# Start of Data section

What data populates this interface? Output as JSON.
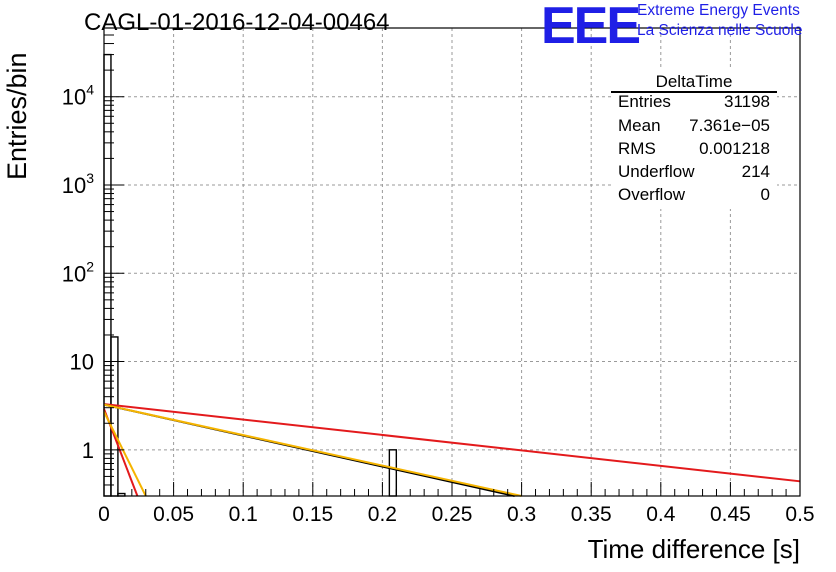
{
  "header": {
    "title": "CAGL-01-2016-12-04-00464",
    "logo_text": "EEE",
    "logo_line1": "Extreme Energy Events",
    "logo_line2": "La Scienza nelle Scuole"
  },
  "stats_box": {
    "name": "DeltaTime",
    "rows": [
      {
        "label": "Entries",
        "value": "31198"
      },
      {
        "label": "Mean",
        "value": "7.361e−05"
      },
      {
        "label": "RMS",
        "value": "0.001218"
      },
      {
        "label": "Underflow",
        "value": "214"
      },
      {
        "label": "Overflow",
        "value": "0"
      }
    ]
  },
  "chart_data": {
    "type": "bar",
    "title": "CAGL-01-2016-12-04-00464",
    "xlabel": "Time difference [s]",
    "ylabel": "Entries/bin",
    "xlim": [
      0,
      0.5
    ],
    "ylim": [
      0.3,
      60000
    ],
    "yscale": "log",
    "grid": true,
    "x_ticks": [
      "0",
      "0.05",
      "0.1",
      "0.15",
      "0.2",
      "0.25",
      "0.3",
      "0.35",
      "0.4",
      "0.45",
      "0.5"
    ],
    "y_ticks": [
      {
        "value": 1,
        "base": "1",
        "exp": ""
      },
      {
        "value": 10,
        "base": "10",
        "exp": ""
      },
      {
        "value": 100,
        "base": "10",
        "exp": "2"
      },
      {
        "value": 1000,
        "base": "10",
        "exp": "3"
      },
      {
        "value": 10000,
        "base": "10",
        "exp": "4"
      }
    ],
    "histogram": {
      "bin_width": 0.005,
      "bins": [
        {
          "x": 0.0,
          "value": 30000
        },
        {
          "x": 0.005,
          "value": 19
        },
        {
          "x": 0.01,
          "value": 0.32
        },
        {
          "x": 0.205,
          "value": 1
        }
      ]
    },
    "fits": [
      {
        "color": "#e31a1c",
        "x": [
          0.0,
          0.5
        ],
        "y": [
          3.3,
          0.44
        ]
      },
      {
        "color": "#000000",
        "x": [
          0.0,
          0.295
        ],
        "y": [
          3.25,
          0.3
        ]
      },
      {
        "color": "#f5b400",
        "x": [
          0.0,
          0.3
        ],
        "y": [
          3.25,
          0.3
        ]
      },
      {
        "color": "#e31a1c",
        "x": [
          0.0,
          0.024
        ],
        "y": [
          2.9,
          0.3
        ]
      },
      {
        "color": "#f5b400",
        "x": [
          0.0,
          0.03
        ],
        "y": [
          2.7,
          0.3
        ]
      }
    ]
  }
}
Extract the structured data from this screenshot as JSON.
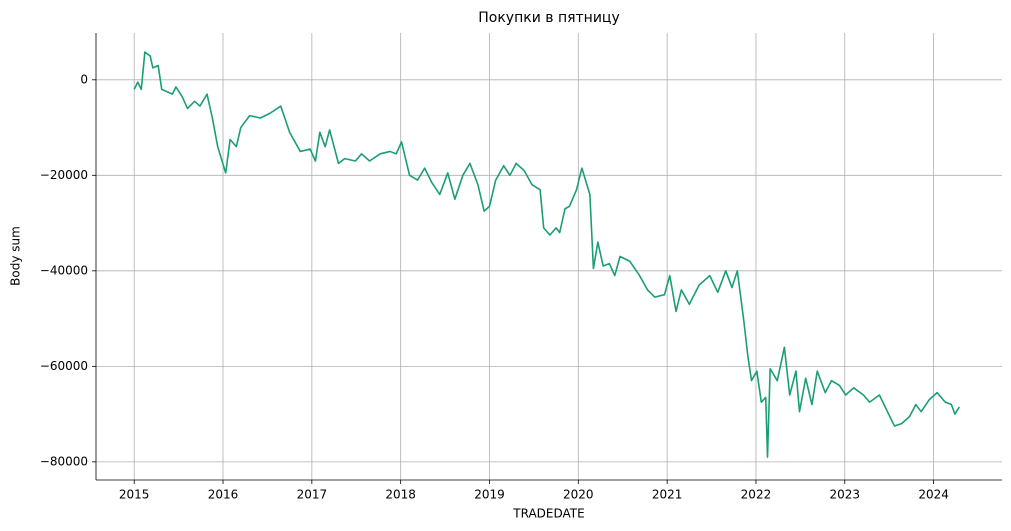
{
  "chart_data": {
    "type": "line",
    "title": "Покупки в пятницу",
    "x_label": "TRADEDATE",
    "y_label": "Body sum",
    "x": [
      2015.0,
      2015.04,
      2015.08,
      2015.12,
      2015.18,
      2015.21,
      2015.27,
      2015.31,
      2015.43,
      2015.47,
      2015.54,
      2015.6,
      2015.68,
      2015.74,
      2015.82,
      2015.88,
      2015.94,
      2016.03,
      2016.08,
      2016.15,
      2016.2,
      2016.3,
      2016.42,
      2016.53,
      2016.65,
      2016.75,
      2016.87,
      2016.98,
      2017.04,
      2017.09,
      2017.15,
      2017.2,
      2017.3,
      2017.37,
      2017.49,
      2017.56,
      2017.65,
      2017.77,
      2017.88,
      2017.95,
      2018.01,
      2018.1,
      2018.19,
      2018.27,
      2018.35,
      2018.44,
      2018.53,
      2018.61,
      2018.7,
      2018.78,
      2018.87,
      2018.94,
      2019.0,
      2019.07,
      2019.16,
      2019.23,
      2019.3,
      2019.39,
      2019.48,
      2019.57,
      2019.61,
      2019.68,
      2019.75,
      2019.79,
      2019.85,
      2019.9,
      2019.98,
      2020.04,
      2020.13,
      2020.17,
      2020.22,
      2020.28,
      2020.35,
      2020.41,
      2020.47,
      2020.58,
      2020.69,
      2020.78,
      2020.86,
      2020.97,
      2021.03,
      2021.1,
      2021.16,
      2021.25,
      2021.36,
      2021.48,
      2021.57,
      2021.66,
      2021.73,
      2021.79,
      2021.86,
      2021.91,
      2021.95,
      2022.01,
      2022.06,
      2022.11,
      2022.13,
      2022.16,
      2022.24,
      2022.32,
      2022.38,
      2022.45,
      2022.49,
      2022.56,
      2022.63,
      2022.69,
      2022.78,
      2022.85,
      2022.94,
      2023.01,
      2023.1,
      2023.21,
      2023.28,
      2023.39,
      2023.48,
      2023.56,
      2023.64,
      2023.73,
      2023.8,
      2023.86,
      2023.95,
      2024.04,
      2024.13,
      2024.2,
      2024.24,
      2024.29
    ],
    "series": [
      {
        "name": "Body sum",
        "color": "#1b9e77",
        "values": [
          -2000,
          -500,
          -2000,
          5800,
          5000,
          2500,
          3000,
          -2000,
          -3000,
          -1500,
          -3500,
          -6000,
          -4500,
          -5500,
          -3000,
          -8000,
          -14000,
          -19500,
          -12500,
          -14000,
          -10000,
          -7500,
          -8000,
          -7000,
          -5500,
          -11000,
          -15000,
          -14500,
          -17000,
          -11000,
          -14000,
          -10500,
          -17500,
          -16500,
          -17000,
          -15500,
          -17000,
          -15500,
          -15000,
          -15500,
          -13000,
          -20000,
          -21000,
          -18500,
          -21500,
          -24000,
          -19500,
          -25000,
          -20000,
          -17500,
          -22000,
          -27500,
          -26500,
          -21000,
          -18000,
          -20000,
          -17500,
          -19000,
          -22000,
          -23000,
          -31000,
          -32500,
          -31000,
          -32000,
          -27000,
          -26500,
          -23000,
          -18500,
          -24000,
          -39500,
          -34000,
          -39000,
          -38500,
          -41000,
          -37000,
          -38000,
          -41000,
          -44000,
          -45500,
          -45000,
          -41000,
          -48500,
          -44000,
          -47000,
          -43000,
          -41000,
          -44500,
          -40000,
          -43500,
          -40000,
          -50000,
          -58000,
          -63000,
          -61000,
          -67500,
          -66500,
          -79000,
          -60500,
          -63000,
          -56000,
          -66000,
          -61000,
          -69500,
          -62500,
          -68000,
          -61000,
          -65500,
          -63000,
          -64000,
          -66000,
          -64500,
          -66000,
          -67500,
          -66000,
          -69500,
          -72500,
          -72000,
          -70500,
          -68000,
          -69500,
          -67000,
          -65500,
          -67500,
          -68000,
          -70000,
          -68500
        ]
      }
    ],
    "xlim": [
      2014.57,
      2024.77
    ],
    "xticks": [
      2015,
      2016,
      2017,
      2018,
      2019,
      2020,
      2021,
      2022,
      2023,
      2024
    ],
    "ylim": [
      -83800,
      9800
    ],
    "yticks": [
      {
        "value": -80000,
        "label": "−80000"
      },
      {
        "value": -60000,
        "label": "−60000"
      },
      {
        "value": -40000,
        "label": "−40000"
      },
      {
        "value": -20000,
        "label": "−20000"
      },
      0
    ],
    "grid": true
  }
}
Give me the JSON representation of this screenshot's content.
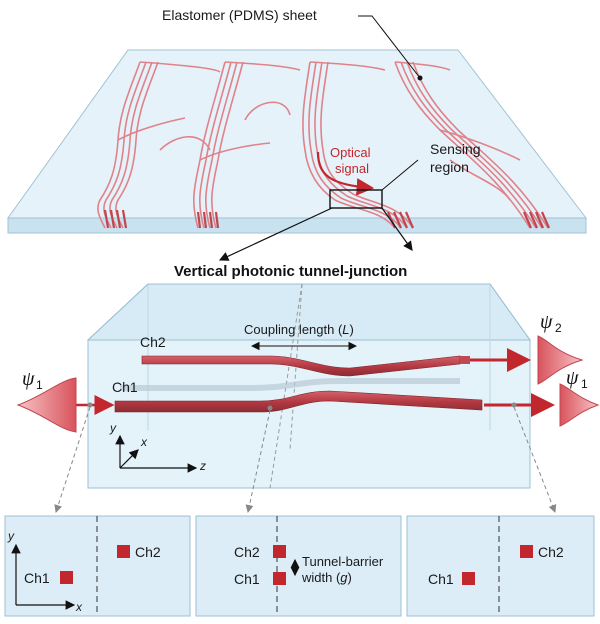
{
  "top": {
    "sheet_label": "Elastomer (PDMS) sheet",
    "optical_signal_line1": "Optical",
    "optical_signal_line2": "signal",
    "sensing_line1": "Sensing",
    "sensing_line2": "region"
  },
  "middle": {
    "title": "Vertical photonic tunnel-junction",
    "coupling_prefix": "Coupling length (",
    "coupling_var": "L",
    "coupling_suffix": ")",
    "ch2": "Ch2",
    "ch1": "Ch1",
    "psi1_in": "ψ",
    "psi1_in_sub": "1",
    "psi2_out": "ψ",
    "psi2_out_sub": "2",
    "psi1_out": "ψ",
    "psi1_out_sub": "1",
    "axis_y": "y",
    "axis_x": "x",
    "axis_z": "z"
  },
  "bottom": {
    "left": {
      "ch1": "Ch1",
      "ch2": "Ch2",
      "axis_y": "y",
      "axis_x": "x"
    },
    "center": {
      "ch1": "Ch1",
      "ch2": "Ch2",
      "barrier_line1": "Tunnel-barrier",
      "barrier_line2_prefix": "width (",
      "barrier_var": "g",
      "barrier_line2_suffix": ")"
    },
    "right": {
      "ch1": "Ch1",
      "ch2": "Ch2"
    }
  },
  "colors": {
    "waveguide": "#b53a43",
    "waveguide_light": "#e0828a",
    "accent_red": "#c1272d",
    "glass_fill": "#e3f1f9",
    "glass_edge": "#8fb4c8",
    "panel_fill": "#dcedf7"
  }
}
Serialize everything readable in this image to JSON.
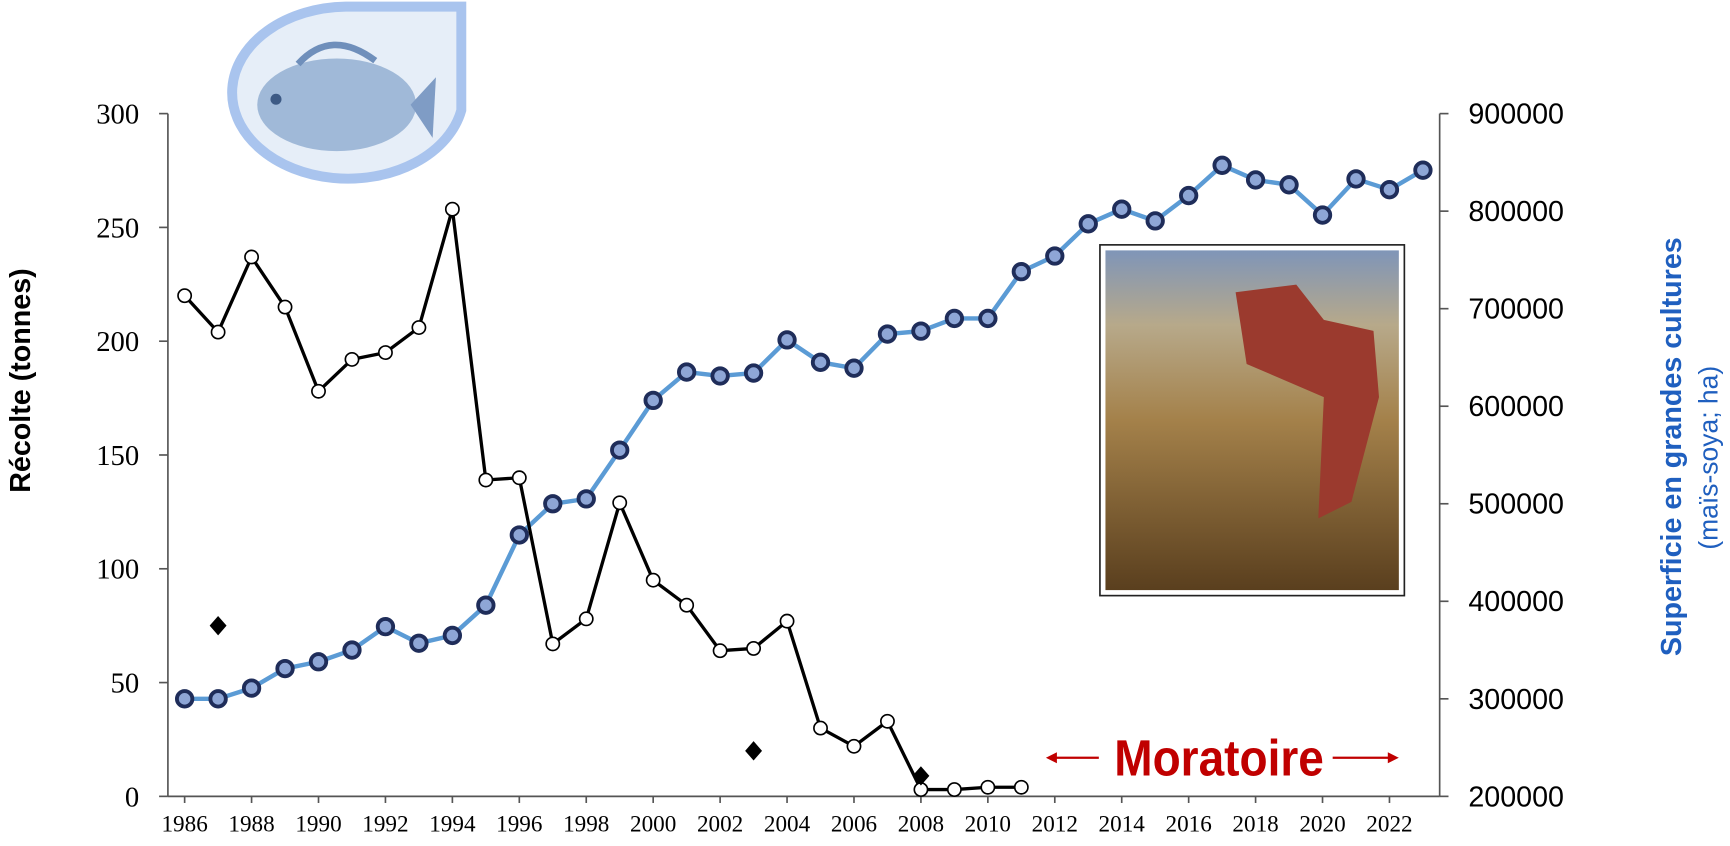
{
  "chart_data": {
    "type": "line",
    "y_label": "Récolte (tonnes)",
    "y2_label": "Superficie en grandes cultures",
    "y2_sublabel": "(maïs-soya; ha)",
    "annotation": "Moratoire",
    "annotation_color": "#c00000",
    "x": [
      1986,
      1987,
      1988,
      1989,
      1990,
      1991,
      1992,
      1993,
      1994,
      1995,
      1996,
      1997,
      1998,
      1999,
      2000,
      2001,
      2002,
      2003,
      2004,
      2005,
      2006,
      2007,
      2008,
      2009,
      2010,
      2011,
      2012,
      2013,
      2014,
      2015,
      2016,
      2017,
      2018,
      2019,
      2020,
      2021,
      2022,
      2023
    ],
    "xlim": [
      1985.5,
      2023.5
    ],
    "xticks": [
      1986,
      1988,
      1990,
      1992,
      1994,
      1996,
      1998,
      2000,
      2002,
      2004,
      2006,
      2008,
      2010,
      2012,
      2014,
      2016,
      2018,
      2020,
      2022
    ],
    "ylim": [
      0,
      300
    ],
    "yticks": [
      0,
      50,
      100,
      150,
      200,
      250,
      300
    ],
    "y2lim": [
      200000,
      900000
    ],
    "y2ticks": [
      200000,
      300000,
      400000,
      500000,
      600000,
      700000,
      800000,
      900000
    ],
    "series": [
      {
        "axis": "y2",
        "color": "#5b9bd5",
        "marker": "circle",
        "marker_fill": "#8ea6d6",
        "marker_stroke": "#1f2d5a",
        "line": true,
        "values": [
          300000,
          300000,
          311000,
          331000,
          338000,
          350000,
          374000,
          357000,
          365000,
          396000,
          468000,
          500000,
          505000,
          555000,
          606000,
          635000,
          631000,
          634000,
          668000,
          645000,
          639000,
          674000,
          677000,
          690000,
          690000,
          738000,
          754000,
          787000,
          802000,
          790000,
          816000,
          847000,
          832000,
          827000,
          796000,
          833000,
          822000,
          842000
        ]
      },
      {
        "axis": "y",
        "color": "#000000",
        "marker": "circle",
        "marker_fill": "#ffffff",
        "marker_stroke": "#000000",
        "line": true,
        "values": [
          220,
          204,
          237,
          215,
          178,
          192,
          195,
          206,
          258,
          139,
          140,
          67,
          78,
          129,
          95,
          84,
          64,
          65,
          77,
          30,
          22,
          33,
          3,
          3,
          4,
          4,
          null,
          null,
          null,
          null,
          null,
          null,
          null,
          null,
          null,
          null,
          null,
          null
        ]
      },
      {
        "axis": "y",
        "color": "#000000",
        "marker": "diamond",
        "marker_fill": "#000000",
        "marker_stroke": "#000000",
        "line": false,
        "values": [
          null,
          75,
          null,
          null,
          null,
          null,
          null,
          null,
          null,
          null,
          null,
          null,
          null,
          null,
          null,
          null,
          null,
          20,
          null,
          null,
          null,
          null,
          9,
          null,
          null,
          null,
          null,
          null,
          null,
          null,
          null,
          null,
          null,
          null,
          null,
          null,
          null,
          null
        ]
      }
    ]
  }
}
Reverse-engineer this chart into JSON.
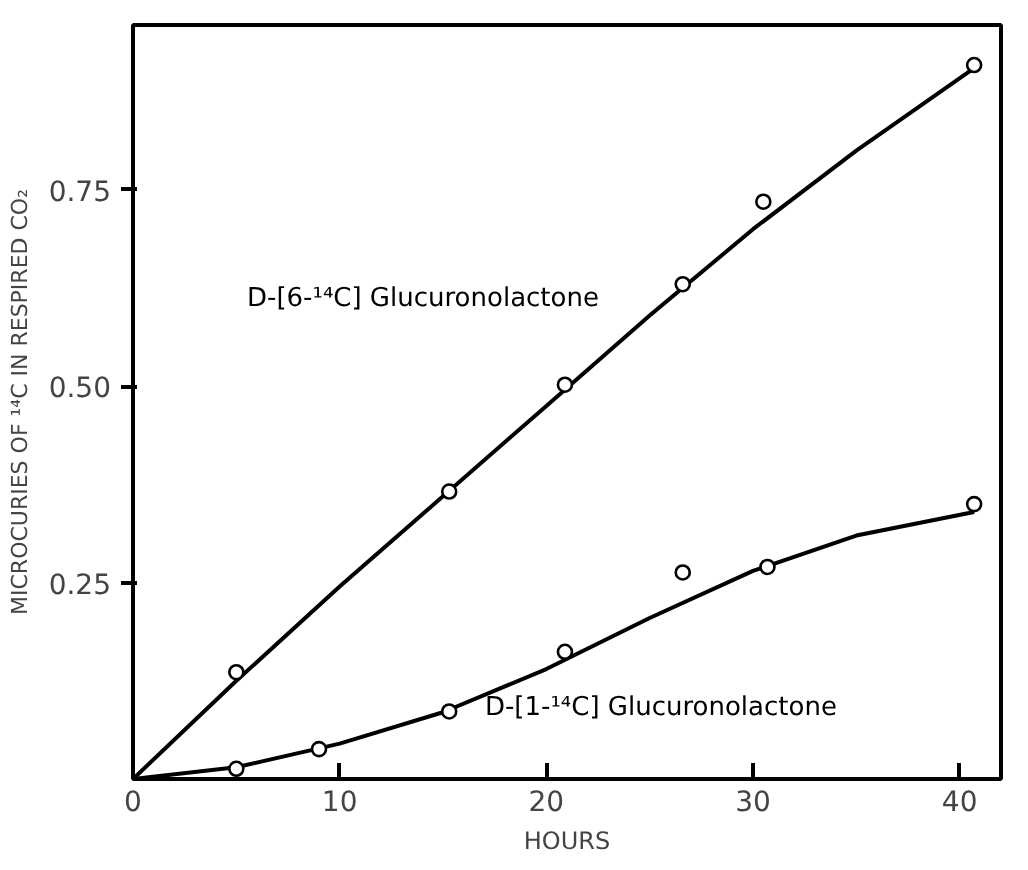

# End of Data section

In the listing above, find the lines holding the word "screenshot" and copy them.

Extract the structured data from this screenshot as JSON.
Give me the JSON representation of this screenshot's content.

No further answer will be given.